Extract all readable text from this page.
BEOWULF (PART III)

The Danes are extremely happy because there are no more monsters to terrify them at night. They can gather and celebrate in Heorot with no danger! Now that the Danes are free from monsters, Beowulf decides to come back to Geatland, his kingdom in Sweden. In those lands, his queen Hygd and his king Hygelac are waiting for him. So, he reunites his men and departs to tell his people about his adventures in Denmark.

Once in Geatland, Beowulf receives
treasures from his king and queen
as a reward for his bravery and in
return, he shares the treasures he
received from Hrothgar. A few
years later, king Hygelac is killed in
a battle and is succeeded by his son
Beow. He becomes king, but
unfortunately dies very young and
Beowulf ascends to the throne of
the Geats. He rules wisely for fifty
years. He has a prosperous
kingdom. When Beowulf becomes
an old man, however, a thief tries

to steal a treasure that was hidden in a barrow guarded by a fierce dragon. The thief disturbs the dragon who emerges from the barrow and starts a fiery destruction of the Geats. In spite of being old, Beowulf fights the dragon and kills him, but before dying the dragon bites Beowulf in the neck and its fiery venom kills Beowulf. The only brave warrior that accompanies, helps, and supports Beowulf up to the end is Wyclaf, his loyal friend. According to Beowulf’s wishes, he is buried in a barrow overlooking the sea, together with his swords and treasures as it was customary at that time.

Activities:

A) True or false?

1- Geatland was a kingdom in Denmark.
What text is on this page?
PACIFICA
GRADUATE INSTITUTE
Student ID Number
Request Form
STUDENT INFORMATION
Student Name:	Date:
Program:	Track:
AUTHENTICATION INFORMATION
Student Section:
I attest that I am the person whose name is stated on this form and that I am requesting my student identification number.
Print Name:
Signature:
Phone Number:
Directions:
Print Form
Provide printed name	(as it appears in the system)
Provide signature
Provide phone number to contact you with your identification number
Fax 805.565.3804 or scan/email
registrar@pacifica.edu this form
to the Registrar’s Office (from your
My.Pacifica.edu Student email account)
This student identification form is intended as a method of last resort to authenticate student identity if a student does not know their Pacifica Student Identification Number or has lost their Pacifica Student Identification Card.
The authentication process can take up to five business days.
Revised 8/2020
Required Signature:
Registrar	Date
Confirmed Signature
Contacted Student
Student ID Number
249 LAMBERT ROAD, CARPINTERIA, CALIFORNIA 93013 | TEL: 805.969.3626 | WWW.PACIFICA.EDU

──────────────────────────────

§ EXERCISE TASK: Write out every entry again, keeping each line exactly the same.

§ SOLUTION TO THE PROBLEM:
Extract all readable text from this page.
BEOWULF (PART III)

The Danes are extremely happy because there are no more monsters to terrify them at night. They can gather and celebrate in Heorot with no danger! Now that the Danes are free from monsters, Beowulf decides to come back to Geatland, his kingdom in Sweden. In those lands, his queen Hygd and his king Hygelac are waiting for him. So, he reunites his men and departs to tell his people about his adventures in Denmark.

Once in Geatland, Beowulf receives
treasures from his king and queen
as a reward for his bravery and in
return, he shares the treasures he
received from Hrothgar. A few
years later, king Hygelac is killed in
a battle and is succeeded by his son
Beow. He becomes king, but
unfortunately dies very young and
Beowulf ascends to the throne of
the Geats. He rules wisely for fifty
years. He has a prosperous
kingdom. When Beowulf becomes
an old man, however, a thief tries

to steal a treasure that was hidden in a barrow guarded by a fierce dragon. The thief disturbs the dragon who emerges from the barrow and starts a fiery destruction of the Geats. In spite of being old, Beowulf fights the dragon and kills him, but before dying the dragon bites Beowulf in the neck and its fiery venom kills Beowulf. The only brave warrior that accompanies, helps, and supports Beowulf up to the end is Wyclaf, his loyal friend. According to Beowulf’s wishes, he is buried in a barrow overlooking the sea, together with his swords and treasures as it was customary at that time.

Activities:

A) True or false?

1- Geatland was a kingdom in Denmark.
What text is on this page?
PACIFICA
GRADUATE INSTITUTE
Student ID Number
Request Form
STUDENT INFORMATION
Student Name:	Date:
Program:	Track:
AUTHENTICATION INFORMATION
Student Section:
I attest that I am the person whose name is stated on this form and that I am requesting my student identification number.
Print Name:
Signature:
Phone Number:
Directions:
Print Form
Provide printed name	(as it appears in the system)
Provide signature
Provide phone number to contact you with your identification number
Fax 805.565.3804 or scan/email
registrar@pacifica.edu this form
to the Registrar’s Office (from your
My.Pacifica.edu Student email account)
This student identification form is intended as a method of last resort to authenticate student identity if a student does not know their Pacifica Student Identification Number or has lost their Pacifica Student Identification Card.
The authentication process can take up to five business days.
Revised 8/2020
Required Signature:
Registrar	Date
Confirmed Signature
Contacted Student
Student ID Number
249 LAMBERT ROAD, CARPINTERIA, CALIFORNIA 93013 | TEL: 805.969.3626 | WWW.PACIFICA.EDU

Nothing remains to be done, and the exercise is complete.